● Input:
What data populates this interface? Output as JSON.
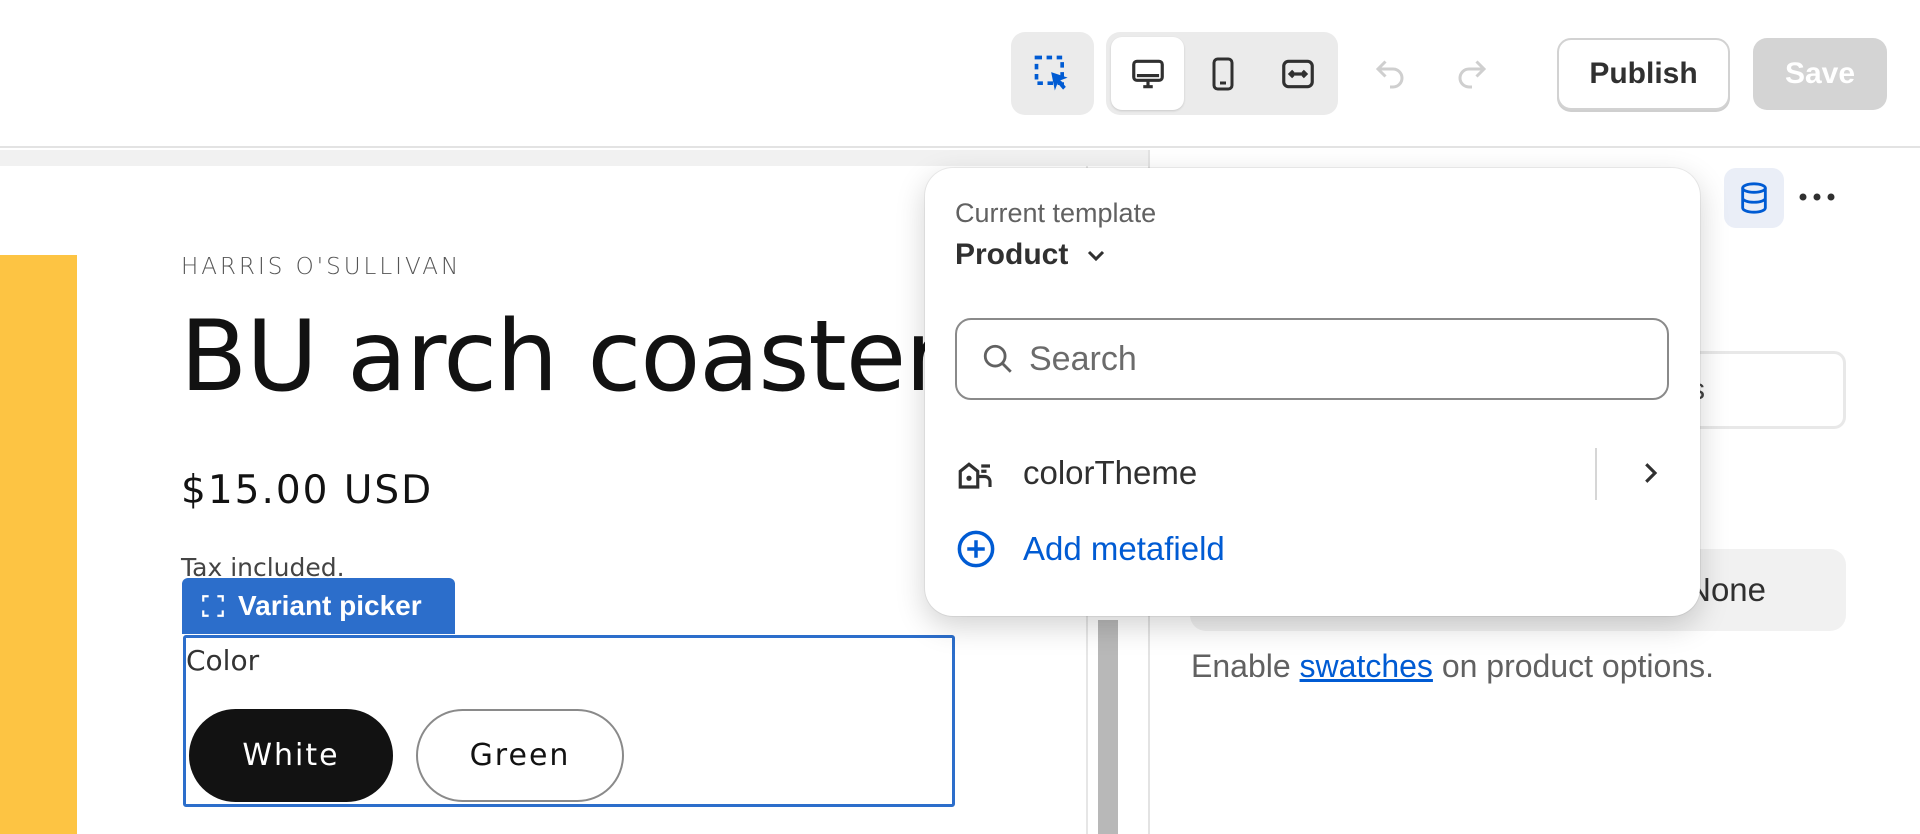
{
  "toolbar": {
    "select_icon": "cursor-select-icon",
    "views": [
      "desktop-icon",
      "mobile-icon",
      "fullwidth-icon"
    ],
    "undo_icon": "undo-icon",
    "redo_icon": "redo-icon",
    "publish_label": "Publish",
    "save_label": "Save"
  },
  "preview": {
    "vendor": "HARRIS O'SULLIVAN",
    "title": "BU arch coaster",
    "price": "$15.00 USD",
    "tax_note": "Tax included.",
    "variant_picker_tab": "Variant picker",
    "option_label": "Color",
    "swatches": [
      "White",
      "Green"
    ]
  },
  "popover": {
    "label": "Current template",
    "template": "Product",
    "search_placeholder": "Search",
    "item_label": "colorTheme",
    "add_label": "Add metafield"
  },
  "side_panel": {
    "peek_input_text": "s",
    "segment_none_label": "None",
    "helper_prefix": "Enable ",
    "helper_link": "swatches",
    "helper_suffix": " on product options."
  },
  "colors": {
    "accent": "#2c6ecb",
    "link": "#005bd3",
    "image_yellow": "#fdc443"
  }
}
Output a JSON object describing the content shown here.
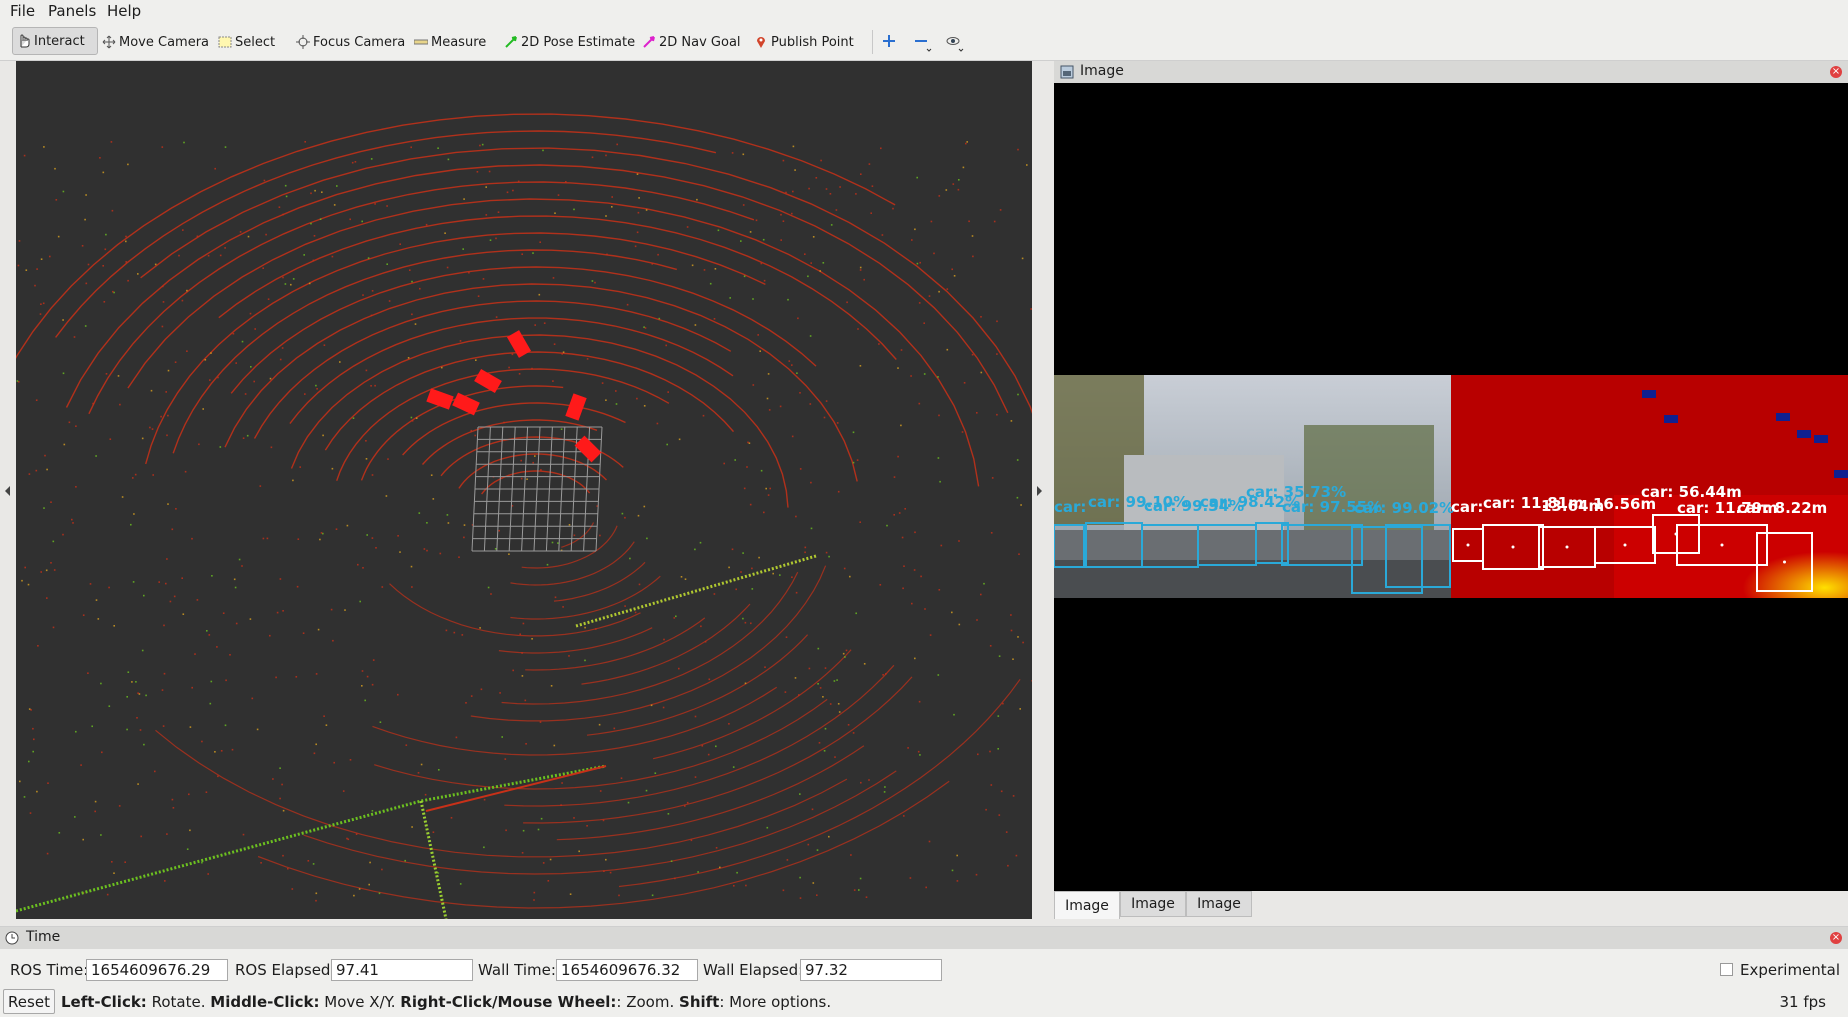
{
  "menu": {
    "file": "File",
    "panels": "Panels",
    "help": "Help"
  },
  "toolbar": {
    "interact": "Interact",
    "move_camera": "Move Camera",
    "select": "Select",
    "focus_camera": "Focus Camera",
    "measure": "Measure",
    "pose_estimate": "2D Pose Estimate",
    "nav_goal": "2D Nav Goal",
    "publish_point": "Publish Point"
  },
  "image_panel": {
    "title": "Image",
    "tabs": [
      "Image",
      "Image",
      "Image"
    ],
    "detections_left": [
      "car:",
      "car: 99.10%",
      "car: 99.34%",
      "car: 98.42%",
      "car: 35.73%",
      "car: 97.55%",
      "car: 99.02%"
    ],
    "detections_right": [
      "car:",
      "car: 11.81m",
      "13.64m",
      "16.56m",
      "car: 56.44m",
      "car: 11.79m",
      "car: 8.22m"
    ]
  },
  "time_panel": {
    "title": "Time",
    "ros_time_label": "ROS Time:",
    "ros_time_value": "1654609676.29",
    "ros_elapsed_label": "ROS Elapsed:",
    "ros_elapsed_value": "97.41",
    "wall_time_label": "Wall Time:",
    "wall_time_value": "1654609676.32",
    "wall_elapsed_label": "Wall Elapsed:",
    "wall_elapsed_value": "97.32",
    "experimental_label": "Experimental"
  },
  "status": {
    "reset": "Reset",
    "left_click": "Left-Click:",
    "left_click_desc": "Rotate.",
    "middle_click": "Middle-Click:",
    "middle_click_desc": "Move X/Y.",
    "right_click": "Right-Click/Mouse Wheel:",
    "right_click_desc": ": Zoom.",
    "shift": "Shift",
    "shift_desc": ": More options.",
    "fps": "31 fps"
  },
  "colors": {
    "accent_red": "#ff1a1a",
    "box_blue": "#2aa9d8",
    "lidar_red": "#c83018",
    "lidar_green": "#6cc020"
  }
}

● Exercise objective: Lines from the records above that hold "JSON" are the ones to list.

● Response below:
What data populates this interface? Output as JSON.
Output a JSON object describing the content shown here.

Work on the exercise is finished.